YOUR OBJECTIVE.
Below is a listing to write out in full, exactly as given, without its pictures.

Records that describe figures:
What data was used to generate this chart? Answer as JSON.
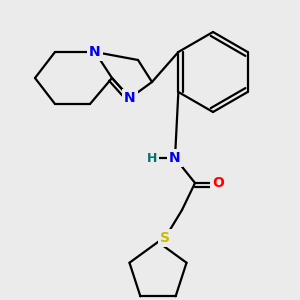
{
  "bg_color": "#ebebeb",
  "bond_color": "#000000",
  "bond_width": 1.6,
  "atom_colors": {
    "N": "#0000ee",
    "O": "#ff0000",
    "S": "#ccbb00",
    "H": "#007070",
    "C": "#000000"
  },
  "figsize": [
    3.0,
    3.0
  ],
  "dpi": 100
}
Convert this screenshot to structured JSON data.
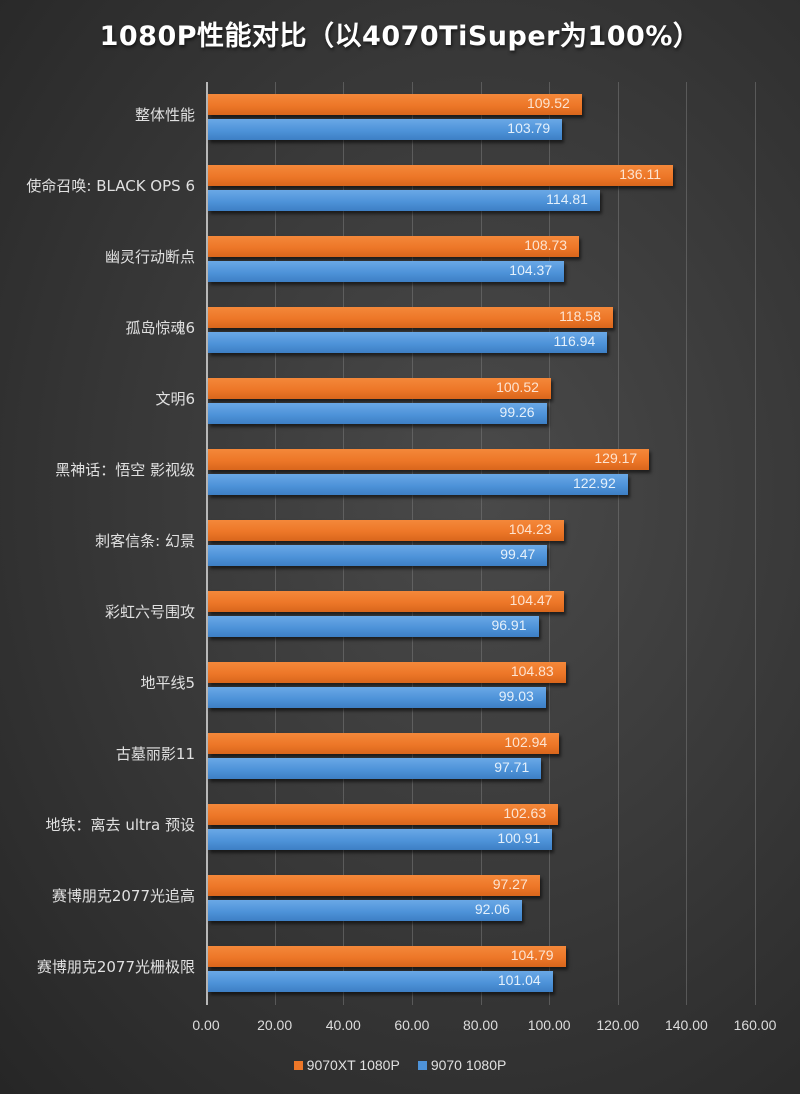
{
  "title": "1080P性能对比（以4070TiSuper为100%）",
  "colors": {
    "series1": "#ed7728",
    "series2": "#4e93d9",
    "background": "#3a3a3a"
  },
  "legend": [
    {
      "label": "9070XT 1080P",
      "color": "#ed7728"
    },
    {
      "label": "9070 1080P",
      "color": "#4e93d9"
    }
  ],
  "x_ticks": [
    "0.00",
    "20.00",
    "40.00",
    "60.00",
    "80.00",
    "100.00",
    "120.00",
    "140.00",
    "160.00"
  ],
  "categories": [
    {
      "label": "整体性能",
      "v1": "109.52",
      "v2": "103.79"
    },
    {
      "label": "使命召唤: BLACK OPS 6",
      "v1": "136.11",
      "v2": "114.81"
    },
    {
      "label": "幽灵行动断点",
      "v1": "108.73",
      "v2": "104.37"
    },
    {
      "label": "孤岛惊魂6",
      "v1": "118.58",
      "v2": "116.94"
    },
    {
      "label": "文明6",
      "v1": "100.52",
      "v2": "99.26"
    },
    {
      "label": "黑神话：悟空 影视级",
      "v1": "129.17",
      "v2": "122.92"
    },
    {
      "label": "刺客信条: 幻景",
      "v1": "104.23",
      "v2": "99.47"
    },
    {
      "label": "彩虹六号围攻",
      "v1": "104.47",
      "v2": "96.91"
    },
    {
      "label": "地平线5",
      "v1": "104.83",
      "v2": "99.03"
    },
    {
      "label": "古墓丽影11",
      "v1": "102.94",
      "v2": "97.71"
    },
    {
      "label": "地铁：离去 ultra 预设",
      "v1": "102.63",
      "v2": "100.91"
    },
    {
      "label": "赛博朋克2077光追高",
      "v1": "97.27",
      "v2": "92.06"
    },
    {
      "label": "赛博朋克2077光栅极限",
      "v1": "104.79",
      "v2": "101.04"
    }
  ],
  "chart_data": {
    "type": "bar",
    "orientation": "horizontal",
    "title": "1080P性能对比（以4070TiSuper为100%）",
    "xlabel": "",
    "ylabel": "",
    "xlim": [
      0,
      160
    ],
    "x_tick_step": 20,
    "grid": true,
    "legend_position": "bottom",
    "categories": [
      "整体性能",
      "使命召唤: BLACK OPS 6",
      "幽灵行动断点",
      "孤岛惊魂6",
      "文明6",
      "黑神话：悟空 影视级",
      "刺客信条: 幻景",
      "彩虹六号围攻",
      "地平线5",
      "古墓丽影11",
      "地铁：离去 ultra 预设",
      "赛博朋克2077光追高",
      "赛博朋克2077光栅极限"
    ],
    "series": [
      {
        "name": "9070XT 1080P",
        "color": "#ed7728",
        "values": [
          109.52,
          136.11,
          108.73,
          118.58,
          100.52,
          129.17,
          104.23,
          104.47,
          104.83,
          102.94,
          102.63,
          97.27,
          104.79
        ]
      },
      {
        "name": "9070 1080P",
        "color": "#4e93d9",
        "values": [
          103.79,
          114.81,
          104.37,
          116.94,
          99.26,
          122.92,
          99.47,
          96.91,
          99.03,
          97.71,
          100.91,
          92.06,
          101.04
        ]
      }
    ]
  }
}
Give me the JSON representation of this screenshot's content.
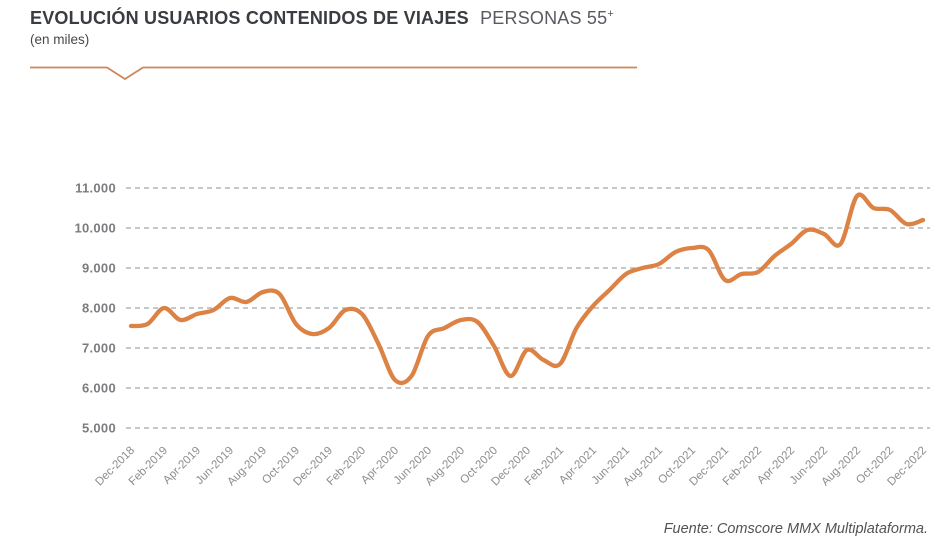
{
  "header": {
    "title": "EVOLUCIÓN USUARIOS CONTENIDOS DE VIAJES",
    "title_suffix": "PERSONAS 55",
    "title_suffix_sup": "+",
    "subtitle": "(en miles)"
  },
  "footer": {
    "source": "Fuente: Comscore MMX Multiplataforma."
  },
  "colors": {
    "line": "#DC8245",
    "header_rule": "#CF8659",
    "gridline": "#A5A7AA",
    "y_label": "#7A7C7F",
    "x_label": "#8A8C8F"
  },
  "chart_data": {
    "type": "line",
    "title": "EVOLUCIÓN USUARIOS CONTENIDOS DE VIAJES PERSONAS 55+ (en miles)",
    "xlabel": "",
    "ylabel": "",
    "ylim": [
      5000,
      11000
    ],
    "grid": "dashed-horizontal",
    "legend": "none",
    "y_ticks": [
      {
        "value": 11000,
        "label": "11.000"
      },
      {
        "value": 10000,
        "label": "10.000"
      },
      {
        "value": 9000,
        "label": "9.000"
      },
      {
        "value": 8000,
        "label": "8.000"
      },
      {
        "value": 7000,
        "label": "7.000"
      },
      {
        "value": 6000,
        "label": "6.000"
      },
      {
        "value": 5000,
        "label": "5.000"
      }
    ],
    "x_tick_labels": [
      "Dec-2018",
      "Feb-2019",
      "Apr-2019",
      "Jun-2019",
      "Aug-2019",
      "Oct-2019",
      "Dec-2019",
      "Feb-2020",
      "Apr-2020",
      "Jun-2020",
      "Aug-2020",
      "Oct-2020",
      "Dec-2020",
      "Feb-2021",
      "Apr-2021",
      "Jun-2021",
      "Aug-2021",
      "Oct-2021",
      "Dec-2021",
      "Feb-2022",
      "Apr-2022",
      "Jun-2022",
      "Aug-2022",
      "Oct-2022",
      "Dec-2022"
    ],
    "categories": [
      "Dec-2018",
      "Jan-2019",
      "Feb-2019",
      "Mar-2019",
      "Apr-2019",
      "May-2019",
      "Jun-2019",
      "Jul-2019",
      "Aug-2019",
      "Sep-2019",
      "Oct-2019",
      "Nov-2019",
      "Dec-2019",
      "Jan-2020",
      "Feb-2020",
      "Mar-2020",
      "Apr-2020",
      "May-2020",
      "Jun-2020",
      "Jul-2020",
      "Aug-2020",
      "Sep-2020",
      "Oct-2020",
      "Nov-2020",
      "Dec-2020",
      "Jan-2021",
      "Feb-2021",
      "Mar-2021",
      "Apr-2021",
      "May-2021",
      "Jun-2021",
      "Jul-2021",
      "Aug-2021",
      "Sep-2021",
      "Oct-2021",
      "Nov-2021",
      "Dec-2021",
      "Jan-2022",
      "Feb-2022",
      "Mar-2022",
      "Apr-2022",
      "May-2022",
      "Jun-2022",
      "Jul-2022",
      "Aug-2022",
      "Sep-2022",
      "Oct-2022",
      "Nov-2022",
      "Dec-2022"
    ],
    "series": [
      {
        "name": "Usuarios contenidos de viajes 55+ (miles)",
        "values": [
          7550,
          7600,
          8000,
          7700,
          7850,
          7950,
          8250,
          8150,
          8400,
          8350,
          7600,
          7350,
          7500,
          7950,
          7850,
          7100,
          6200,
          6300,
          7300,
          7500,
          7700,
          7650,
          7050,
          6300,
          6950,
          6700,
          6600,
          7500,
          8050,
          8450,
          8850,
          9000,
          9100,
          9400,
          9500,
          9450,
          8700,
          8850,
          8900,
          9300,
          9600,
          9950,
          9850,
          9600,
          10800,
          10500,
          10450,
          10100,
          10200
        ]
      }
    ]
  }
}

SOLUTION FOR THIS PROBLEM.
What data was used to generate this chart? Answer as JSON.
{
  "bg_color": "#ebebeb",
  "bond_color": "#000000",
  "bond_width": 1.6,
  "atom_colors": {
    "N": "#0000ee",
    "O": "#ff0000",
    "S": "#ccbb00",
    "H": "#007070",
    "C": "#000000"
  },
  "figsize": [
    3.0,
    3.0
  ],
  "dpi": 100
}
Convert this screenshot to structured JSON data.
{
  "title": "1080P性能对比（以4070TiSuper为100%）",
  "colors": {
    "series1": "#ed7728",
    "series2": "#4e93d9",
    "background": "#3a3a3a"
  },
  "legend": [
    {
      "label": "9070XT 1080P",
      "color": "#ed7728"
    },
    {
      "label": "9070 1080P",
      "color": "#4e93d9"
    }
  ],
  "x_ticks": [
    "0.00",
    "20.00",
    "40.00",
    "60.00",
    "80.00",
    "100.00",
    "120.00",
    "140.00",
    "160.00"
  ],
  "categories": [
    {
      "label": "整体性能",
      "v1": "109.52",
      "v2": "103.79"
    },
    {
      "label": "使命召唤: BLACK OPS 6",
      "v1": "136.11",
      "v2": "114.81"
    },
    {
      "label": "幽灵行动断点",
      "v1": "108.73",
      "v2": "104.37"
    },
    {
      "label": "孤岛惊魂6",
      "v1": "118.58",
      "v2": "116.94"
    },
    {
      "label": "文明6",
      "v1": "100.52",
      "v2": "99.26"
    },
    {
      "label": "黑神话：悟空 影视级",
      "v1": "129.17",
      "v2": "122.92"
    },
    {
      "label": "刺客信条: 幻景",
      "v1": "104.23",
      "v2": "99.47"
    },
    {
      "label": "彩虹六号围攻",
      "v1": "104.47",
      "v2": "96.91"
    },
    {
      "label": "地平线5",
      "v1": "104.83",
      "v2": "99.03"
    },
    {
      "label": "古墓丽影11",
      "v1": "102.94",
      "v2": "97.71"
    },
    {
      "label": "地铁：离去 ultra 预设",
      "v1": "102.63",
      "v2": "100.91"
    },
    {
      "label": "赛博朋克2077光追高",
      "v1": "97.27",
      "v2": "92.06"
    },
    {
      "label": "赛博朋克2077光栅极限",
      "v1": "104.79",
      "v2": "101.04"
    }
  ],
  "chart_data": {
    "type": "bar",
    "orientation": "horizontal",
    "title": "1080P性能对比（以4070TiSuper为100%）",
    "xlabel": "",
    "ylabel": "",
    "xlim": [
      0,
      160
    ],
    "x_tick_step": 20,
    "grid": true,
    "legend_position": "bottom",
    "categories": [
      "整体性能",
      "使命召唤: BLACK OPS 6",
      "幽灵行动断点",
      "孤岛惊魂6",
      "文明6",
      "黑神话：悟空 影视级",
      "刺客信条: 幻景",
      "彩虹六号围攻",
      "地平线5",
      "古墓丽影11",
      "地铁：离去 ultra 预设",
      "赛博朋克2077光追高",
      "赛博朋克2077光栅极限"
    ],
    "series": [
      {
        "name": "9070XT 1080P",
        "color": "#ed7728",
        "values": [
          109.52,
          136.11,
          108.73,
          118.58,
          100.52,
          129.17,
          104.23,
          104.47,
          104.83,
          102.94,
          102.63,
          97.27,
          104.79
        ]
      },
      {
        "name": "9070 1080P",
        "color": "#4e93d9",
        "values": [
          103.79,
          114.81,
          104.37,
          116.94,
          99.26,
          122.92,
          99.47,
          96.91,
          99.03,
          97.71,
          100.91,
          92.06,
          101.04
        ]
      }
    ]
  }
}
Give me the JSON representation of this screenshot's content.
{
  "header": {
    "title": "EVOLUCIÓN USUARIOS CONTENIDOS DE VIAJES",
    "title_suffix": "PERSONAS 55",
    "title_suffix_sup": "+",
    "subtitle": "(en miles)"
  },
  "footer": {
    "source": "Fuente: Comscore MMX Multiplataforma."
  },
  "colors": {
    "line": "#DC8245",
    "header_rule": "#CF8659",
    "gridline": "#A5A7AA",
    "y_label": "#7A7C7F",
    "x_label": "#8A8C8F"
  },
  "chart_data": {
    "type": "line",
    "title": "EVOLUCIÓN USUARIOS CONTENIDOS DE VIAJES PERSONAS 55+ (en miles)",
    "xlabel": "",
    "ylabel": "",
    "ylim": [
      5000,
      11000
    ],
    "grid": "dashed-horizontal",
    "legend": "none",
    "y_ticks": [
      {
        "value": 11000,
        "label": "11.000"
      },
      {
        "value": 10000,
        "label": "10.000"
      },
      {
        "value": 9000,
        "label": "9.000"
      },
      {
        "value": 8000,
        "label": "8.000"
      },
      {
        "value": 7000,
        "label": "7.000"
      },
      {
        "value": 6000,
        "label": "6.000"
      },
      {
        "value": 5000,
        "label": "5.000"
      }
    ],
    "x_tick_labels": [
      "Dec-2018",
      "Feb-2019",
      "Apr-2019",
      "Jun-2019",
      "Aug-2019",
      "Oct-2019",
      "Dec-2019",
      "Feb-2020",
      "Apr-2020",
      "Jun-2020",
      "Aug-2020",
      "Oct-2020",
      "Dec-2020",
      "Feb-2021",
      "Apr-2021",
      "Jun-2021",
      "Aug-2021",
      "Oct-2021",
      "Dec-2021",
      "Feb-2022",
      "Apr-2022",
      "Jun-2022",
      "Aug-2022",
      "Oct-2022",
      "Dec-2022"
    ],
    "categories": [
      "Dec-2018",
      "Jan-2019",
      "Feb-2019",
      "Mar-2019",
      "Apr-2019",
      "May-2019",
      "Jun-2019",
      "Jul-2019",
      "Aug-2019",
      "Sep-2019",
      "Oct-2019",
      "Nov-2019",
      "Dec-2019",
      "Jan-2020",
      "Feb-2020",
      "Mar-2020",
      "Apr-2020",
      "May-2020",
      "Jun-2020",
      "Jul-2020",
      "Aug-2020",
      "Sep-2020",
      "Oct-2020",
      "Nov-2020",
      "Dec-2020",
      "Jan-2021",
      "Feb-2021",
      "Mar-2021",
      "Apr-2021",
      "May-2021",
      "Jun-2021",
      "Jul-2021",
      "Aug-2021",
      "Sep-2021",
      "Oct-2021",
      "Nov-2021",
      "Dec-2021",
      "Jan-2022",
      "Feb-2022",
      "Mar-2022",
      "Apr-2022",
      "May-2022",
      "Jun-2022",
      "Jul-2022",
      "Aug-2022",
      "Sep-2022",
      "Oct-2022",
      "Nov-2022",
      "Dec-2022"
    ],
    "series": [
      {
        "name": "Usuarios contenidos de viajes 55+ (miles)",
        "values": [
          7550,
          7600,
          8000,
          7700,
          7850,
          7950,
          8250,
          8150,
          8400,
          8350,
          7600,
          7350,
          7500,
          7950,
          7850,
          7100,
          6200,
          6300,
          7300,
          7500,
          7700,
          7650,
          7050,
          6300,
          6950,
          6700,
          6600,
          7500,
          8050,
          8450,
          8850,
          9000,
          9100,
          9400,
          9500,
          9450,
          8700,
          8850,
          8900,
          9300,
          9600,
          9950,
          9850,
          9600,
          10800,
          10500,
          10450,
          10100,
          10200
        ]
      }
    ]
  }
}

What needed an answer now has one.